Work instructions
Please repeat all of the listing exactly.

========================================

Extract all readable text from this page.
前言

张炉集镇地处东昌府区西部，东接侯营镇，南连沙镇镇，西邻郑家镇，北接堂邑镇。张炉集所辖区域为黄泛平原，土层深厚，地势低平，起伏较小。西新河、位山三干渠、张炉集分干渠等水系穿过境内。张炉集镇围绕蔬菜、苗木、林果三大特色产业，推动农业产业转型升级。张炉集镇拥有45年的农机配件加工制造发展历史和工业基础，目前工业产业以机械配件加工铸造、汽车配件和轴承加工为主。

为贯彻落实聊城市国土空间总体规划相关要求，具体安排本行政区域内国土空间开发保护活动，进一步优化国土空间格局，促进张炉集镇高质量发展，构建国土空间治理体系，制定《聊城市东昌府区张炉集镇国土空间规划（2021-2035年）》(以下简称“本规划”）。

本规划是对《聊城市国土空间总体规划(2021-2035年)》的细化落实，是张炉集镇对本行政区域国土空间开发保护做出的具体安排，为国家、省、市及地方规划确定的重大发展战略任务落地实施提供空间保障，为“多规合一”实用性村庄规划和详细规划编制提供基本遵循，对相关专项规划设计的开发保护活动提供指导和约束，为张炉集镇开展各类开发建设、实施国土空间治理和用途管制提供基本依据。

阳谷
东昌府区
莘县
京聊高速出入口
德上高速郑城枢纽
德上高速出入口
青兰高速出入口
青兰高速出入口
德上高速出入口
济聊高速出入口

========================================

Exercise response
Extract all readable text from this page.
前言

张炉集镇地处东昌府区西部，东接侯营镇，南连沙镇镇，西邻郑家镇，北接堂邑镇。张炉集所辖区域为黄泛平原，土层深厚，地势低平，起伏较小。西新河、位山三干渠、张炉集分干渠等水系穿过境内。张炉集镇围绕蔬菜、苗木、林果三大特色产业，推动农业产业转型升级。张炉集镇拥有45年的农机配件加工制造发展历史和工业基础，目前工业产业以机械配件加工铸造、汽车配件和轴承加工为主。

为贯彻落实聊城市国土空间总体规划相关要求，具体安排本行政区域内国土空间开发保护活动，进一步优化国土空间格局，促进张炉集镇高质量发展，构建国土空间治理体系，制定《聊城市东昌府区张炉集镇国土空间规划（2021-2035年）》(以下简称“本规划”）。

本规划是对《聊城市国土空间总体规划(2021-2035年)》的细化落实，是张炉集镇对本行政区域国土空间开发保护做出的具体安排，为国家、省、市及地方规划确定的重大发展战略任务落地实施提供空间保障，为“多规合一”实用性村庄规划和详细规划编制提供基本遵循，对相关专项规划设计的开发保护活动提供指导和约束，为张炉集镇开展各类开发建设、实施国土空间治理和用途管制提供基本依据。

阳谷
东昌府区
莘县
京聊高速出入口
德上高速郑城枢纽
德上高速出入口
青兰高速出入口
青兰高速出入口
德上高速出入口
济聊高速出入口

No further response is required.